■ PROVIDED RECORDS ■
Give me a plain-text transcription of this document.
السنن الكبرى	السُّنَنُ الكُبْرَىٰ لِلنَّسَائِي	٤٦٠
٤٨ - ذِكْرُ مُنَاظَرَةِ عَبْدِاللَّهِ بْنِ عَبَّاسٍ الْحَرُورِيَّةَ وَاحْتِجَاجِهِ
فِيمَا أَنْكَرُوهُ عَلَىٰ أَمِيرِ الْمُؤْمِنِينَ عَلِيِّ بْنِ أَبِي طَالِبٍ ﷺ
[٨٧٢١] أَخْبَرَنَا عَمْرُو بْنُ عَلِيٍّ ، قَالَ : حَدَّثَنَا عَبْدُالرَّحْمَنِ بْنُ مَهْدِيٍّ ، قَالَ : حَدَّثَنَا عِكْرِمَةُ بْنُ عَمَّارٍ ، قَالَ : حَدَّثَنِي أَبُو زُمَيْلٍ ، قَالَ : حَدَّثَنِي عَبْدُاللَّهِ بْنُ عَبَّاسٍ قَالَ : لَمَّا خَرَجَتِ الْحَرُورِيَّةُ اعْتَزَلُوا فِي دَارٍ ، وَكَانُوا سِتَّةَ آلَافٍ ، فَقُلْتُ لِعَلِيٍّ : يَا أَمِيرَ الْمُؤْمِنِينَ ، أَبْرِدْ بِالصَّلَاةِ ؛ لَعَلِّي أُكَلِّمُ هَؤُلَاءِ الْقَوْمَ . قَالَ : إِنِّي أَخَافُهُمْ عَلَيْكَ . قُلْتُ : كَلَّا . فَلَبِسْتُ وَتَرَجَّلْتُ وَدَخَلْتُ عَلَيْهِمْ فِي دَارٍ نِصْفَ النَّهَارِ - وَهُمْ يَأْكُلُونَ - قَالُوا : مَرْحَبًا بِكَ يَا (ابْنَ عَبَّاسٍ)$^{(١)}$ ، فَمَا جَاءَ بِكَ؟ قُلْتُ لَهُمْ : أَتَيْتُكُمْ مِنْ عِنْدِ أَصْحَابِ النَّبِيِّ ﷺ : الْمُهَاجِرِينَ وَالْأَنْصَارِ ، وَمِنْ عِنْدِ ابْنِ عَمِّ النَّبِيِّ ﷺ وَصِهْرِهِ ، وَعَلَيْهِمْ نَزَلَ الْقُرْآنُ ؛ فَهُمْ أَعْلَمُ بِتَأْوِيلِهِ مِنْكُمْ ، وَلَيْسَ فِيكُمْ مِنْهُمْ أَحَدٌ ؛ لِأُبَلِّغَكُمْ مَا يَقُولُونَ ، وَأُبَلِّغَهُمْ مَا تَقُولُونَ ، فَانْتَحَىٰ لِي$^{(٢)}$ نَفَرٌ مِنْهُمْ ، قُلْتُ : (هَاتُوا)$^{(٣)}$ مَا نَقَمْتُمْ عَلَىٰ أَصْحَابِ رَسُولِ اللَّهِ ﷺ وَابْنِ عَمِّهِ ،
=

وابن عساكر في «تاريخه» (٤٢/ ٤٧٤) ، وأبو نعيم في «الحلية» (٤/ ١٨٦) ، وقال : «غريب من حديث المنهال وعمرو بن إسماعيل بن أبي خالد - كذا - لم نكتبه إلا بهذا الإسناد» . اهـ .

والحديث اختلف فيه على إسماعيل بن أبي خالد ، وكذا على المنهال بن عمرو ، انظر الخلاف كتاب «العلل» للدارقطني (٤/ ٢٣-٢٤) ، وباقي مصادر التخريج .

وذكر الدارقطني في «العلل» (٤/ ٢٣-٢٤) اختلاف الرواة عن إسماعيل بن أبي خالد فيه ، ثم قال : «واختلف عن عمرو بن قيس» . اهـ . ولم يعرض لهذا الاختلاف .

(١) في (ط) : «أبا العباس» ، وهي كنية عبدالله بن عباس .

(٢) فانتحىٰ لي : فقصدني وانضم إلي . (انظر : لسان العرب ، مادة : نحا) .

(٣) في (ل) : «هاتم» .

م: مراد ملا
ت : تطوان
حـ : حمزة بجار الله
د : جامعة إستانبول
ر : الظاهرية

■ THE EXERCISE ■
Extract the data in full. Keep it word for word.

■ EXERCISE ANSWER ■
Give me a plain-text transcription of this document.
السنن الكبرى	السُّنَنُ الكُبْرَىٰ لِلنَّسَائِي	٤٦٠
٤٨ - ذِكْرُ مُنَاظَرَةِ عَبْدِاللَّهِ بْنِ عَبَّاسٍ الْحَرُورِيَّةَ وَاحْتِجَاجِهِ
فِيمَا أَنْكَرُوهُ عَلَىٰ أَمِيرِ الْمُؤْمِنِينَ عَلِيِّ بْنِ أَبِي طَالِبٍ ﷺ
[٨٧٢١] أَخْبَرَنَا عَمْرُو بْنُ عَلِيٍّ ، قَالَ : حَدَّثَنَا عَبْدُالرَّحْمَنِ بْنُ مَهْدِيٍّ ، قَالَ : حَدَّثَنَا عِكْرِمَةُ بْنُ عَمَّارٍ ، قَالَ : حَدَّثَنِي أَبُو زُمَيْلٍ ، قَالَ : حَدَّثَنِي عَبْدُاللَّهِ بْنُ عَبَّاسٍ قَالَ : لَمَّا خَرَجَتِ الْحَرُورِيَّةُ اعْتَزَلُوا فِي دَارٍ ، وَكَانُوا سِتَّةَ آلَافٍ ، فَقُلْتُ لِعَلِيٍّ : يَا أَمِيرَ الْمُؤْمِنِينَ ، أَبْرِدْ بِالصَّلَاةِ ؛ لَعَلِّي أُكَلِّمُ هَؤُلَاءِ الْقَوْمَ . قَالَ : إِنِّي أَخَافُهُمْ عَلَيْكَ . قُلْتُ : كَلَّا . فَلَبِسْتُ وَتَرَجَّلْتُ وَدَخَلْتُ عَلَيْهِمْ فِي دَارٍ نِصْفَ النَّهَارِ - وَهُمْ يَأْكُلُونَ - قَالُوا : مَرْحَبًا بِكَ يَا (ابْنَ عَبَّاسٍ)$^{(١)}$ ، فَمَا جَاءَ بِكَ؟ قُلْتُ لَهُمْ : أَتَيْتُكُمْ مِنْ عِنْدِ أَصْحَابِ النَّبِيِّ ﷺ : الْمُهَاجِرِينَ وَالْأَنْصَارِ ، وَمِنْ عِنْدِ ابْنِ عَمِّ النَّبِيِّ ﷺ وَصِهْرِهِ ، وَعَلَيْهِمْ نَزَلَ الْقُرْآنُ ؛ فَهُمْ أَعْلَمُ بِتَأْوِيلِهِ مِنْكُمْ ، وَلَيْسَ فِيكُمْ مِنْهُمْ أَحَدٌ ؛ لِأُبَلِّغَكُمْ مَا يَقُولُونَ ، وَأُبَلِّغَهُمْ مَا تَقُولُونَ ، فَانْتَحَىٰ لِي$^{(٢)}$ نَفَرٌ مِنْهُمْ ، قُلْتُ : (هَاتُوا)$^{(٣)}$ مَا نَقَمْتُمْ عَلَىٰ أَصْحَابِ رَسُولِ اللَّهِ ﷺ وَابْنِ عَمِّهِ ،
=

وابن عساكر في «تاريخه» (٤٢/ ٤٧٤) ، وأبو نعيم في «الحلية» (٤/ ١٨٦) ، وقال : «غريب من حديث المنهال وعمرو بن إسماعيل بن أبي خالد - كذا - لم نكتبه إلا بهذا الإسناد» . اهـ .

والحديث اختلف فيه على إسماعيل بن أبي خالد ، وكذا على المنهال بن عمرو ، انظر الخلاف كتاب «العلل» للدارقطني (٤/ ٢٣-٢٤) ، وباقي مصادر التخريج .

وذكر الدارقطني في «العلل» (٤/ ٢٣-٢٤) اختلاف الرواة عن إسماعيل بن أبي خالد فيه ، ثم قال : «واختلف عن عمرو بن قيس» . اهـ . ولم يعرض لهذا الاختلاف .

(١) في (ط) : «أبا العباس» ، وهي كنية عبدالله بن عباس .

(٢) فانتحىٰ لي : فقصدني وانضم إلي . (انظر : لسان العرب ، مادة : نحا) .

(٣) في (ل) : «هاتم» .

م: مراد ملا
ت : تطوان
حـ : حمزة بجار الله
د : جامعة إستانبول
ر : الظاهرية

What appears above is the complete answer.